--- START TEXT EXCERPT ---

I Got Kids. I need this.

Hedningen posted:

[*]Ironbloods: Basically Chaos Dwarfs - industrious, originally made by their gods to build and live, but discovered that said gods made for excellent building material for thaumaturgical weapons. Were driven underground, found demons, ended up enslaving the demons, built a vast underground slave empire that necessarily needed to keep expanding, kinda became demon-y thanks to extended exploitation of demon resources, and are now trying to grab slaves from Adelav now that anti-demon wards are failing.

Things I need to work on - avoiding cliches and dangerous cultural parallels, especially with the dwarf analogues: I know they get coded as Semitic frequently enough, so I really need to clearly differentiate them.

Any thoughts on my kinda lovely setting so far?

It's especially important the you avoid semitic implications with your version of dwarves given the parallel of Nazi propaganda to, well, semitic peoples.

It's interesting that you classify this as a sort of renaissance style setting, although the situation of it is very much in tune with the historical renaissance, with the church beginning to lose some of its power politically. Obviously the elves sort of stand in for the church, as they are, albeit in a much diminished capacity.

I guess a large question is, who are the nobles? I am not a historian, but my pop culture knowledge of the renaissance leads me to the conclusion that there is some form of nobility that would be interested in humanist philosophy, the artistic thrust of the time with its politicking and patronage. Also guilds, which neatly sidestep the species element entirely, if you're looking into that.

On a related note, Tolkien's portrayal of dwarves was obviously Semitic in nature, and carried through to a number of fantasy books, notably Terry Pratchett's, but where did the pop culture trope of dwarves being Scottish originate?

--- END TEXT EXCERPT ---
--- START LISTED RECORDS ---

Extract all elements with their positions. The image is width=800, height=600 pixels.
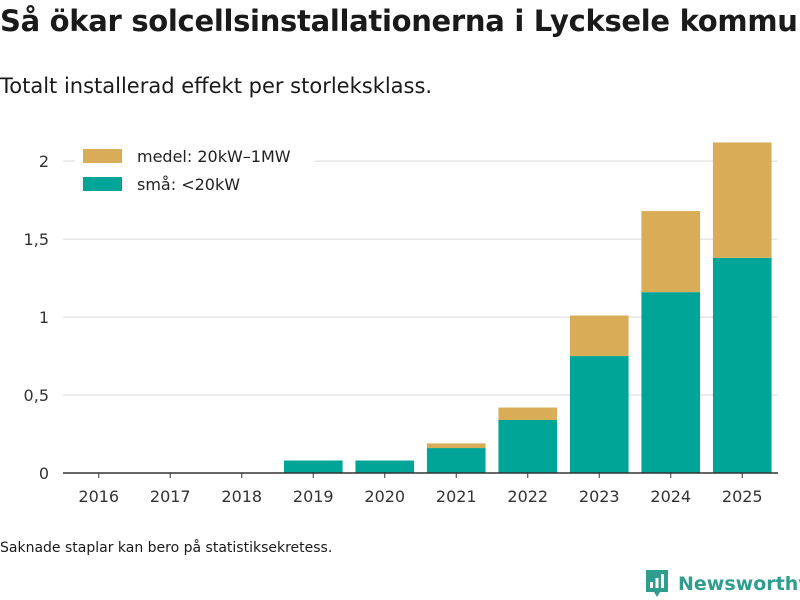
bar-sma-2023 (569, 356, 629, 473)
x-tick-label: 2019 (293, 487, 334, 506)
bar-medel-2022 (498, 407, 558, 420)
x-tick-label: 2024 (650, 487, 691, 506)
bar-sma-2024 (641, 292, 701, 473)
bar-sma-2020 (355, 460, 415, 473)
y-tick-label: 1,5 (24, 230, 49, 249)
x-tick-label: 2021 (436, 487, 477, 506)
brand[interactable]: Newsworthy (644, 569, 800, 599)
bar-sma-2021 (426, 448, 486, 473)
bar-medel-2024 (641, 211, 701, 293)
x-tick-label: 2017 (150, 487, 191, 506)
footnote: Saknade staplar kan bero på statistiksek… (0, 540, 333, 556)
y-tick-label: 1 (39, 308, 49, 327)
y-tick-label: 2 (39, 152, 49, 171)
chart-subtitle: Totalt installerad effekt per storlekskl… (0, 74, 433, 98)
brand-name: Newsworthy (678, 573, 800, 595)
bar-medel-2021 (426, 443, 486, 449)
y-tick-label: 0,5 (24, 386, 49, 405)
y-tick-label: 0 (39, 464, 49, 483)
legend-swatch (83, 177, 122, 191)
x-tick-label: 2022 (507, 487, 548, 506)
x-tick-label: 2018 (221, 487, 262, 506)
bar-medel-2025 (712, 142, 772, 258)
bar-medel-2023 (569, 315, 629, 357)
x-tick-label: 2023 (579, 487, 620, 506)
bar-sma-2022 (498, 419, 558, 473)
x-tick-label: 2025 (722, 487, 763, 506)
bar-sma-2019 (283, 460, 343, 473)
legend-swatch (83, 149, 122, 163)
legend-label: medel: 20kW–1MW (137, 147, 291, 166)
bar-sma-2025 (712, 257, 772, 473)
chart-title: Så ökar solcellsinstallationerna i Lycks… (0, 4, 800, 38)
x-tick-label: 2020 (364, 487, 405, 506)
x-tick-label: 2016 (78, 487, 119, 506)
newsworthy-logo-icon (646, 570, 668, 597)
legend-label: små: <20kW (137, 175, 240, 194)
stacked-bar-chart: 0 0,5 1 1,5 2 2016 2017 2018 2019 2020 2021 2022 202… (24, 142, 778, 506)
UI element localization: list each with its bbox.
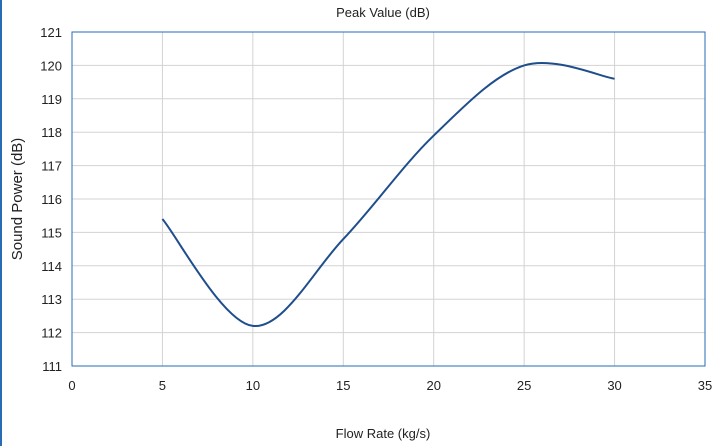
x-axis-title: Flow Rate (kg/s)	[336, 426, 431, 441]
y-tick-label: 120	[40, 58, 62, 73]
x-tick-label: 10	[246, 378, 260, 393]
x-tick-label: 0	[68, 378, 75, 393]
x-tick-label: 20	[426, 378, 440, 393]
y-tick-label: 119	[41, 92, 62, 107]
y-tick-label: 111	[42, 359, 62, 374]
y-tick-label: 112	[41, 326, 62, 341]
y-tick-label: 115	[41, 225, 62, 240]
series-line	[162, 63, 614, 326]
y-tick-label: 118	[41, 125, 62, 140]
x-tick-label: 35	[698, 378, 712, 393]
y-tick-label: 114	[41, 259, 62, 274]
x-tick-label: 15	[336, 378, 350, 393]
y-tick-label: 116	[41, 192, 62, 207]
y-tick-labels: 111 112 113 114 115 116 117 118 119 120 121	[40, 25, 62, 374]
y-tick-label: 113	[41, 292, 62, 307]
y-tick-label: 117	[41, 159, 62, 174]
x-tick-label: 30	[607, 378, 621, 393]
chart-title: Peak Value (dB)	[336, 5, 430, 20]
x-tick-labels: 0 5 10 15 20 25 30 35	[68, 378, 712, 393]
y-axis-title: Sound Power (dB)	[9, 138, 26, 261]
x-tick-label: 25	[517, 378, 531, 393]
x-tick-label: 5	[159, 378, 166, 393]
grid-lines	[72, 32, 705, 366]
y-tick-label: 121	[40, 25, 62, 40]
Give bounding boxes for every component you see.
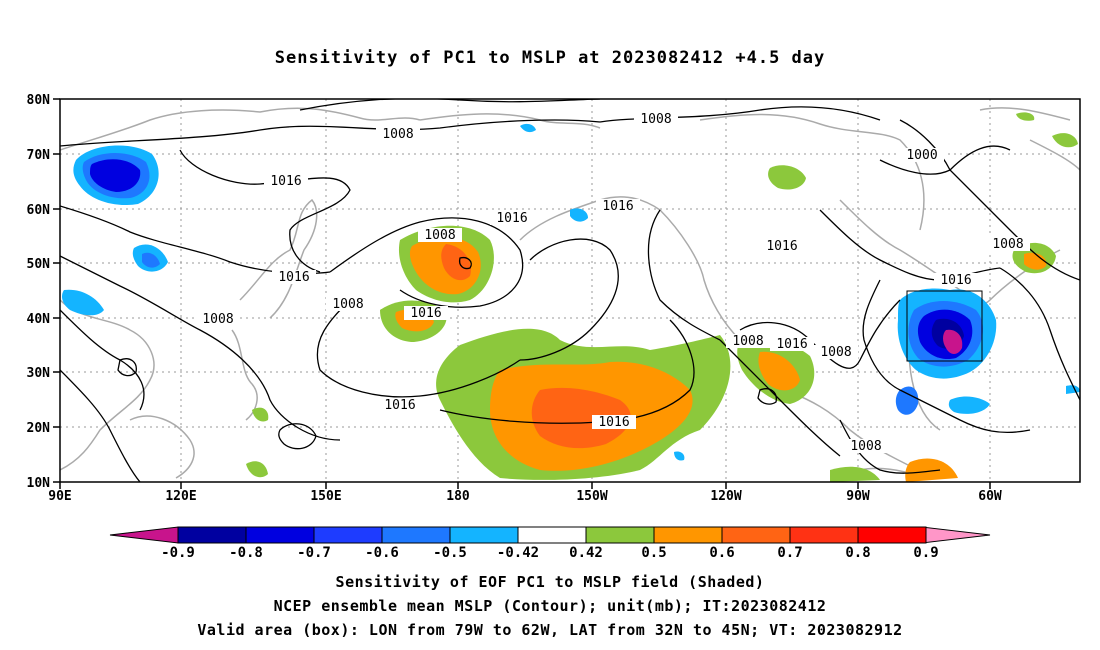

--- END LISTED RECORDS ---

For the text on the fantasy setting, decide whether each statement agrees with it: (a) the Ironbloods' gods originally made them to fight wars; (b) the elves are described as standing in for the church; (c) the writer of the reply says they are a historian. Answer yes or no for each, quoting the words of the text that decide it.

(a) No: "originally made by their gods to build and live"
(b) Yes: "Obviously the elves sort of stand in for the church"
(c) No: "I am not a historian"